Records to process
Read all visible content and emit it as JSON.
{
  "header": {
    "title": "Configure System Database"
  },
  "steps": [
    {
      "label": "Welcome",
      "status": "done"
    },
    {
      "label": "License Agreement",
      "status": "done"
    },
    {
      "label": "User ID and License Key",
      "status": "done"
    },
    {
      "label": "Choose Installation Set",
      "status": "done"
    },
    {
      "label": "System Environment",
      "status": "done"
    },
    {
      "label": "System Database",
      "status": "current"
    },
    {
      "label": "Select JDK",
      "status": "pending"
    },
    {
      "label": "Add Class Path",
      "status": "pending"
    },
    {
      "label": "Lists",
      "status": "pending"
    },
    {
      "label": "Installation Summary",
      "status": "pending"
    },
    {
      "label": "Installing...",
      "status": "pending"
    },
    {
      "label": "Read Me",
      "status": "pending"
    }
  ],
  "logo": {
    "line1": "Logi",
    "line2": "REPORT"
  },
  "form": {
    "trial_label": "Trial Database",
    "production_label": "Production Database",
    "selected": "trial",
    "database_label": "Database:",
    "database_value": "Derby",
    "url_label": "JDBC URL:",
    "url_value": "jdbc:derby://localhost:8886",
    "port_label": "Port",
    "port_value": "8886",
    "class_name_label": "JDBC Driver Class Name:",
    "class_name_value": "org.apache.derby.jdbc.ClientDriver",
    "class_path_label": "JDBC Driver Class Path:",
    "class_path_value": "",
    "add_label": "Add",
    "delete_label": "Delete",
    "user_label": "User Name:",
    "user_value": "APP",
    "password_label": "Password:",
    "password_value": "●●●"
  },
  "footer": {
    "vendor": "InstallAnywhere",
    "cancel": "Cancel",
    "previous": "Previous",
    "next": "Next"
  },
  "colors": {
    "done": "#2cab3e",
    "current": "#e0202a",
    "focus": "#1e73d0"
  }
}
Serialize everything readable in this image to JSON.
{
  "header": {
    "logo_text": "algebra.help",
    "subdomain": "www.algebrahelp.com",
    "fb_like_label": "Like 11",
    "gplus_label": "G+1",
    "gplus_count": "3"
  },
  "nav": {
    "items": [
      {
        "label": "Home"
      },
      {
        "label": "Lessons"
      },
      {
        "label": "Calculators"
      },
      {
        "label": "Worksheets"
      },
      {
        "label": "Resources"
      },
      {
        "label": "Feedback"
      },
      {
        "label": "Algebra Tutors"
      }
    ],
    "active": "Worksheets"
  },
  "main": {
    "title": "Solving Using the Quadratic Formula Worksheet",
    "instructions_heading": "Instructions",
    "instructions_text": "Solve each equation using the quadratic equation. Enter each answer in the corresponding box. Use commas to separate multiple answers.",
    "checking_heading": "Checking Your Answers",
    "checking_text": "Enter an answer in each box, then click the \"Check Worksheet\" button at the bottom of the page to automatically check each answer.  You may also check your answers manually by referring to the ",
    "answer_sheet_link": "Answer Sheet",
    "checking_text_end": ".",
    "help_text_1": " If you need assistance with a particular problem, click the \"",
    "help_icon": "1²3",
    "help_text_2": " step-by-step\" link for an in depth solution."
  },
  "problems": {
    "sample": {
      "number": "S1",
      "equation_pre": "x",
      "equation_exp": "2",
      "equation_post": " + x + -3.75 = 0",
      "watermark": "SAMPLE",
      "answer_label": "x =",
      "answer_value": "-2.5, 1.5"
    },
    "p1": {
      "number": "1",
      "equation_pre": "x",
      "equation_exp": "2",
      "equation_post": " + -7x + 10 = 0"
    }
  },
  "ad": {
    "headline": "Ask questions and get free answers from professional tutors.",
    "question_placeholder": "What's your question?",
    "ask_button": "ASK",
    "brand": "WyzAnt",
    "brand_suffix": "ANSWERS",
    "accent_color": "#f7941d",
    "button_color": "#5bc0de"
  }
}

What you are asked to do
Output the records exactly, including every line.

Response for this exercise
Read all visible content and emit it as JSON.
{
  "header": {
    "title": "Configure System Database"
  },
  "steps": [
    {
      "label": "Welcome",
      "status": "done"
    },
    {
      "label": "License Agreement",
      "status": "done"
    },
    {
      "label": "User ID and License Key",
      "status": "done"
    },
    {
      "label": "Choose Installation Set",
      "status": "done"
    },
    {
      "label": "System Environment",
      "status": "done"
    },
    {
      "label": "System Database",
      "status": "current"
    },
    {
      "label": "Select JDK",
      "status": "pending"
    },
    {
      "label": "Add Class Path",
      "status": "pending"
    },
    {
      "label": "Lists",
      "status": "pending"
    },
    {
      "label": "Installation Summary",
      "status": "pending"
    },
    {
      "label": "Installing...",
      "status": "pending"
    },
    {
      "label": "Read Me",
      "status": "pending"
    }
  ],
  "logo": {
    "line1": "Logi",
    "line2": "REPORT"
  },
  "form": {
    "trial_label": "Trial Database",
    "production_label": "Production Database",
    "selected": "trial",
    "database_label": "Database:",
    "database_value": "Derby",
    "url_label": "JDBC URL:",
    "url_value": "jdbc:derby://localhost:8886",
    "port_label": "Port",
    "port_value": "8886",
    "class_name_label": "JDBC Driver Class Name:",
    "class_name_value": "org.apache.derby.jdbc.ClientDriver",
    "class_path_label": "JDBC Driver Class Path:",
    "class_path_value": "",
    "add_label": "Add",
    "delete_label": "Delete",
    "user_label": "User Name:",
    "user_value": "APP",
    "password_label": "Password:",
    "password_value": "●●●"
  },
  "footer": {
    "vendor": "InstallAnywhere",
    "cancel": "Cancel",
    "previous": "Previous",
    "next": "Next"
  },
  "colors": {
    "done": "#2cab3e",
    "current": "#e0202a",
    "focus": "#1e73d0"
  }
}
Serialize everything readable in this image to JSON.
{
  "header": {
    "logo_text": "algebra.help",
    "subdomain": "www.algebrahelp.com",
    "fb_like_label": "Like 11",
    "gplus_label": "G+1",
    "gplus_count": "3"
  },
  "nav": {
    "items": [
      {
        "label": "Home"
      },
      {
        "label": "Lessons"
      },
      {
        "label": "Calculators"
      },
      {
        "label": "Worksheets"
      },
      {
        "label": "Resources"
      },
      {
        "label": "Feedback"
      },
      {
        "label": "Algebra Tutors"
      }
    ],
    "active": "Worksheets"
  },
  "main": {
    "title": "Solving Using the Quadratic Formula Worksheet",
    "instructions_heading": "Instructions",
    "instructions_text": "Solve each equation using the quadratic equation. Enter each answer in the corresponding box. Use commas to separate multiple answers.",
    "checking_heading": "Checking Your Answers",
    "checking_text": "Enter an answer in each box, then click the \"Check Worksheet\" button at the bottom of the page to automatically check each answer.  You may also check your answers manually by referring to the ",
    "answer_sheet_link": "Answer Sheet",
    "checking_text_end": ".",
    "help_text_1": " If you need assistance with a particular problem, click the \"",
    "help_icon": "1²3",
    "help_text_2": " step-by-step\" link for an in depth solution."
  },
  "problems": {
    "sample": {
      "number": "S1",
      "equation_pre": "x",
      "equation_exp": "2",
      "equation_post": " + x + -3.75 = 0",
      "watermark": "SAMPLE",
      "answer_label": "x =",
      "answer_value": "-2.5, 1.5"
    },
    "p1": {
      "number": "1",
      "equation_pre": "x",
      "equation_exp": "2",
      "equation_post": " + -7x + 10 = 0"
    }
  },
  "ad": {
    "headline": "Ask questions and get free answers from professional tutors.",
    "question_placeholder": "What's your question?",
    "ask_button": "ASK",
    "brand": "WyzAnt",
    "brand_suffix": "ANSWERS",
    "accent_color": "#f7941d",
    "button_color": "#5bc0de"
  }
}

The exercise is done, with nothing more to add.